- Collected data
• • • • •

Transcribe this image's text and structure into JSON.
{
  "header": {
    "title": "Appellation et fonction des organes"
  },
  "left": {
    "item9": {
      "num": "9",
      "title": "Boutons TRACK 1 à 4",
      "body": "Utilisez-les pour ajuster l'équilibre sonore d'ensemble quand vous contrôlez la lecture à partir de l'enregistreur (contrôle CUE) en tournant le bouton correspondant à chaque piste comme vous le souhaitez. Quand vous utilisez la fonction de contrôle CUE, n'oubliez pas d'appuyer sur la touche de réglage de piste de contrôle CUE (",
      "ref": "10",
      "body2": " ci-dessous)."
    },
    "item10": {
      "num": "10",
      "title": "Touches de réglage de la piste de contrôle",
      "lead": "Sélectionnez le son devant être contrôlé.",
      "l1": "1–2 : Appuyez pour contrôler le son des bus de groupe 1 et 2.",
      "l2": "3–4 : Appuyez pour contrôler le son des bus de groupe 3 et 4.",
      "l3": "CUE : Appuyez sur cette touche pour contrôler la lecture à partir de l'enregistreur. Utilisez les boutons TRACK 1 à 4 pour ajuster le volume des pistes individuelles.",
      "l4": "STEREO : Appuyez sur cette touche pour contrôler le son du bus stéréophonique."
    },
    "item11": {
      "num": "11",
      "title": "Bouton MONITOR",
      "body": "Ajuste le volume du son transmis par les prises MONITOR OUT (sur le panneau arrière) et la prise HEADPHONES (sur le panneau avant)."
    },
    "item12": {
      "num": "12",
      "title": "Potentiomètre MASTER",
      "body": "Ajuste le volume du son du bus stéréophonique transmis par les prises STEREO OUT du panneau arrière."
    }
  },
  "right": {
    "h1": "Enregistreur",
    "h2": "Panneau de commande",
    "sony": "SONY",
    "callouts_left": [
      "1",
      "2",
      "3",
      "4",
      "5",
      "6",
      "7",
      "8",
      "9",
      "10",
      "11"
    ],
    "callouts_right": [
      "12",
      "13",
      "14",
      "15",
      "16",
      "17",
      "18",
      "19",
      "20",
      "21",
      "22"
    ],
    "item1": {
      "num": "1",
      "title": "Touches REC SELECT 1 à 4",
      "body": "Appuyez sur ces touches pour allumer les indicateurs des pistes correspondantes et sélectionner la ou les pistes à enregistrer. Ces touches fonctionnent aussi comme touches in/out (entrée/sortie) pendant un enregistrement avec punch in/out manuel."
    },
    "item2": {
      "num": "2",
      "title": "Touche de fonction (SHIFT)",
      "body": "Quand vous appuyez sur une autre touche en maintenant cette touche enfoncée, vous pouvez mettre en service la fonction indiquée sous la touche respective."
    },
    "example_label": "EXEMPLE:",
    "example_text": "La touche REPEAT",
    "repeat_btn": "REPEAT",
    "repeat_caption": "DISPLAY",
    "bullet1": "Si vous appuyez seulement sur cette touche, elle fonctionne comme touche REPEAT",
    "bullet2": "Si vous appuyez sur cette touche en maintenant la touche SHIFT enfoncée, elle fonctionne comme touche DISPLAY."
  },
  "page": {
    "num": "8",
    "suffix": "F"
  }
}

• • • • •

- Problem to solve
In the material above, find the lines that contain "partir" and show them.

- Full output
      "body": "Utilisez-les pour ajuster l'équilibre sonore d'ensemble quand vous contrôlez la lecture à partir de l'enregistreur (contrôle CUE) en tournant le bouton correspondant à chaque piste comme vous le souhaitez. Quand vous utilisez la fonction de contrôle CUE, n'oubliez pas d'appuyer sur la touche de réglage de piste de contrôle CUE (",
      "l3": "CUE : Appuyez sur cette touche pour contrôler la lecture à partir de l'enregistreur. Utilisez les boutons TRACK 1 à 4 pour ajuster le volume des pistes individuelles.",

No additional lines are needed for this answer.